Stated task
Below are some records; retype all of them exactly.

******

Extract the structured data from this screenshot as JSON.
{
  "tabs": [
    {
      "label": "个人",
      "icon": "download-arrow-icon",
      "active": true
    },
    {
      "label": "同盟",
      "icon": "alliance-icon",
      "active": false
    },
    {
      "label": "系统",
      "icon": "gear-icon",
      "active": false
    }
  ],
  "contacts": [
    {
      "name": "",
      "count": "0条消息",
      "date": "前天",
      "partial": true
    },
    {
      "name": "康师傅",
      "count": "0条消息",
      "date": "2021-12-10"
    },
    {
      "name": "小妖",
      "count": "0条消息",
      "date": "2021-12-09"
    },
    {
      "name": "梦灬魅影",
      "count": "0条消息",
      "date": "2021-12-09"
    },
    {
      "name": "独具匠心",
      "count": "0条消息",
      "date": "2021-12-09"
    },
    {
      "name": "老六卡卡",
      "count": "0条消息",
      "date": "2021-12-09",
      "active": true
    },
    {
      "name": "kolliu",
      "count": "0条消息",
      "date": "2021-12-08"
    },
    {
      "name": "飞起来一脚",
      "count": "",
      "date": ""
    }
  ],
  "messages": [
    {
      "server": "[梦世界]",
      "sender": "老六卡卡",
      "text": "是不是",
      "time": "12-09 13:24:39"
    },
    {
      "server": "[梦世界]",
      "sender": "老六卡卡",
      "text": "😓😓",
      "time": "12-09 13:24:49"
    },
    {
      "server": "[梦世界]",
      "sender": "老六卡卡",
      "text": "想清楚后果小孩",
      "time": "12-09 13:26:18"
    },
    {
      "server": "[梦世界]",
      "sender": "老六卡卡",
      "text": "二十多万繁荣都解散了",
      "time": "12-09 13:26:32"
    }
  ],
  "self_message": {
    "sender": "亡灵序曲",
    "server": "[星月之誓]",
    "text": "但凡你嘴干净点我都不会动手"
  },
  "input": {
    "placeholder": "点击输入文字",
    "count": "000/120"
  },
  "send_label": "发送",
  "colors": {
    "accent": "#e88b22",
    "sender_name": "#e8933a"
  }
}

******

Task result
Extract the structured data from this screenshot as JSON.
{
  "tabs": [
    {
      "label": "个人",
      "icon": "download-arrow-icon",
      "active": true
    },
    {
      "label": "同盟",
      "icon": "alliance-icon",
      "active": false
    },
    {
      "label": "系统",
      "icon": "gear-icon",
      "active": false
    }
  ],
  "contacts": [
    {
      "name": "",
      "count": "0条消息",
      "date": "前天",
      "partial": true
    },
    {
      "name": "康师傅",
      "count": "0条消息",
      "date": "2021-12-10"
    },
    {
      "name": "小妖",
      "count": "0条消息",
      "date": "2021-12-09"
    },
    {
      "name": "梦灬魅影",
      "count": "0条消息",
      "date": "2021-12-09"
    },
    {
      "name": "独具匠心",
      "count": "0条消息",
      "date": "2021-12-09"
    },
    {
      "name": "老六卡卡",
      "count": "0条消息",
      "date": "2021-12-09",
      "active": true
    },
    {
      "name": "kolliu",
      "count": "0条消息",
      "date": "2021-12-08"
    },
    {
      "name": "飞起来一脚",
      "count": "",
      "date": ""
    }
  ],
  "messages": [
    {
      "server": "[梦世界]",
      "sender": "老六卡卡",
      "text": "是不是",
      "time": "12-09 13:24:39"
    },
    {
      "server": "[梦世界]",
      "sender": "老六卡卡",
      "text": "😓😓",
      "time": "12-09 13:24:49"
    },
    {
      "server": "[梦世界]",
      "sender": "老六卡卡",
      "text": "想清楚后果小孩",
      "time": "12-09 13:26:18"
    },
    {
      "server": "[梦世界]",
      "sender": "老六卡卡",
      "text": "二十多万繁荣都解散了",
      "time": "12-09 13:26:32"
    }
  ],
  "self_message": {
    "sender": "亡灵序曲",
    "server": "[星月之誓]",
    "text": "但凡你嘴干净点我都不会动手"
  },
  "input": {
    "placeholder": "点击输入文字",
    "count": "000/120"
  },
  "send_label": "发送",
  "colors": {
    "accent": "#e88b22",
    "sender_name": "#e8933a"
  }
}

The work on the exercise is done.